* [Written task]
Go through the records line by line and work out how many lines hold the word "Detail". Answer with the number only.

_____

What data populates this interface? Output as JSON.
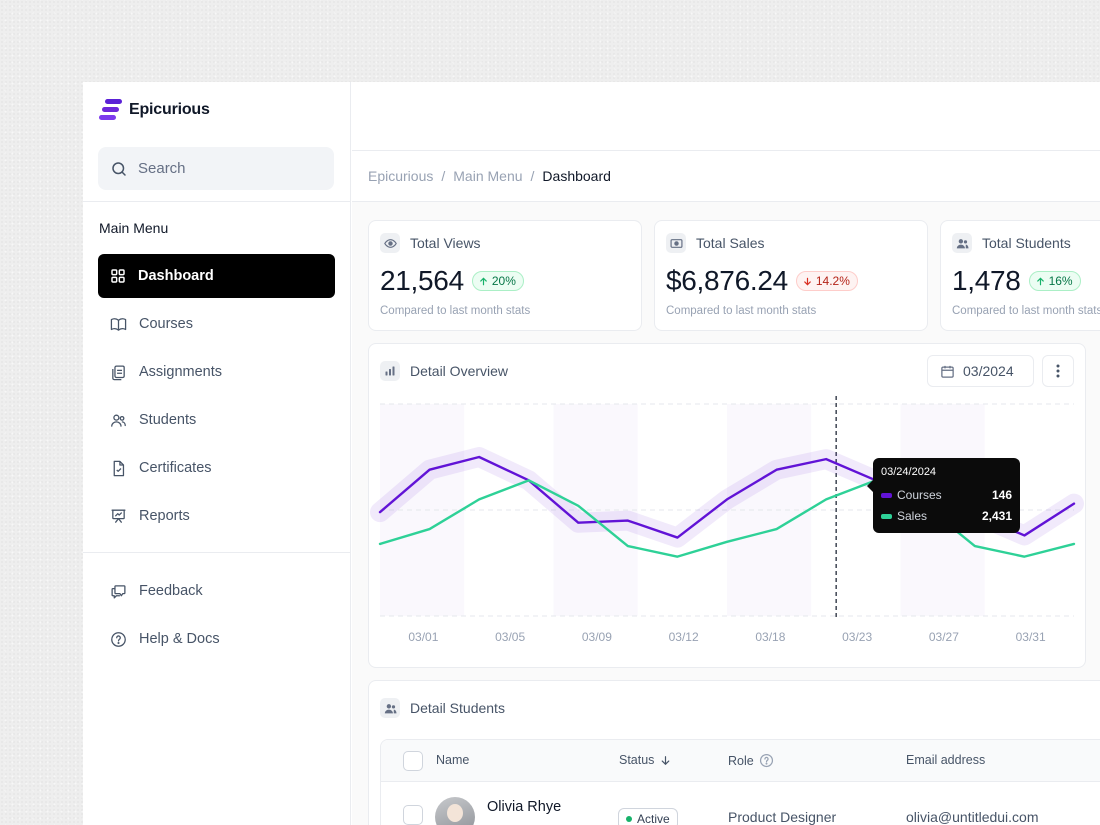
{
  "app": {
    "name": "Epicurious"
  },
  "sidebar": {
    "search_placeholder": "Search",
    "menu_title": "Main Menu",
    "items": [
      {
        "label": "Dashboard",
        "icon": "grid-icon",
        "active": true
      },
      {
        "label": "Courses",
        "icon": "book-icon"
      },
      {
        "label": "Assignments",
        "icon": "clipboard-icon"
      },
      {
        "label": "Students",
        "icon": "users-icon"
      },
      {
        "label": "Certificates",
        "icon": "certificate-icon"
      },
      {
        "label": "Reports",
        "icon": "presentation-icon"
      }
    ],
    "footer_items": [
      {
        "label": "Feedback",
        "icon": "chat-icon"
      },
      {
        "label": "Help & Docs",
        "icon": "help-circle-icon"
      }
    ]
  },
  "breadcrumb": [
    "Epicurious",
    "Main Menu",
    "Dashboard"
  ],
  "stats": [
    {
      "title": "Total Views",
      "value": "21,564",
      "change": "20%",
      "direction": "up",
      "subtitle": "Compared to last month stats",
      "icon": "eye-icon"
    },
    {
      "title": "Total Sales",
      "value": "$6,876.24",
      "change": "14.2%",
      "direction": "down",
      "subtitle": "Compared to last month stats",
      "icon": "cash-icon"
    },
    {
      "title": "Total Students",
      "value": "1,478",
      "change": "16%",
      "direction": "up",
      "subtitle": "Compared to last month stats",
      "icon": "users-icon"
    }
  ],
  "overview": {
    "title": "Detail Overview",
    "date": "03/2024",
    "tooltip": {
      "date": "03/24/2024",
      "rows": [
        {
          "label": "Courses",
          "value": "146"
        },
        {
          "label": "Sales",
          "value": "2,431"
        }
      ]
    }
  },
  "chart_data": {
    "type": "line",
    "x_tick_labels": [
      "03/01",
      "03/05",
      "03/09",
      "03/12",
      "03/18",
      "03/23",
      "03/27",
      "03/31"
    ],
    "series": [
      {
        "name": "Courses",
        "color": "#6113d6",
        "values": [
          0.49,
          0.69,
          0.75,
          0.64,
          0.44,
          0.45,
          0.37,
          0.55,
          0.69,
          0.74,
          0.64,
          0.58,
          0.48,
          0.38,
          0.53
        ]
      },
      {
        "name": "Sales",
        "color": "#2ed197",
        "values": [
          0.34,
          0.41,
          0.55,
          0.64,
          0.52,
          0.33,
          0.28,
          0.35,
          0.41,
          0.55,
          0.64,
          0.52,
          0.33,
          0.28,
          0.34
        ]
      }
    ],
    "highlight_index": 9,
    "ylim": [
      0,
      1
    ],
    "grid": true,
    "legend": "none"
  },
  "students": {
    "title": "Detail Students",
    "columns": [
      "Name",
      "Status",
      "Role",
      "Email address"
    ],
    "rows": [
      {
        "name": "Olivia Rhye",
        "status": "Active",
        "role": "Product Designer",
        "email": "olivia@untitledui.com"
      }
    ]
  }
}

_____

* [Output of the exercise]
2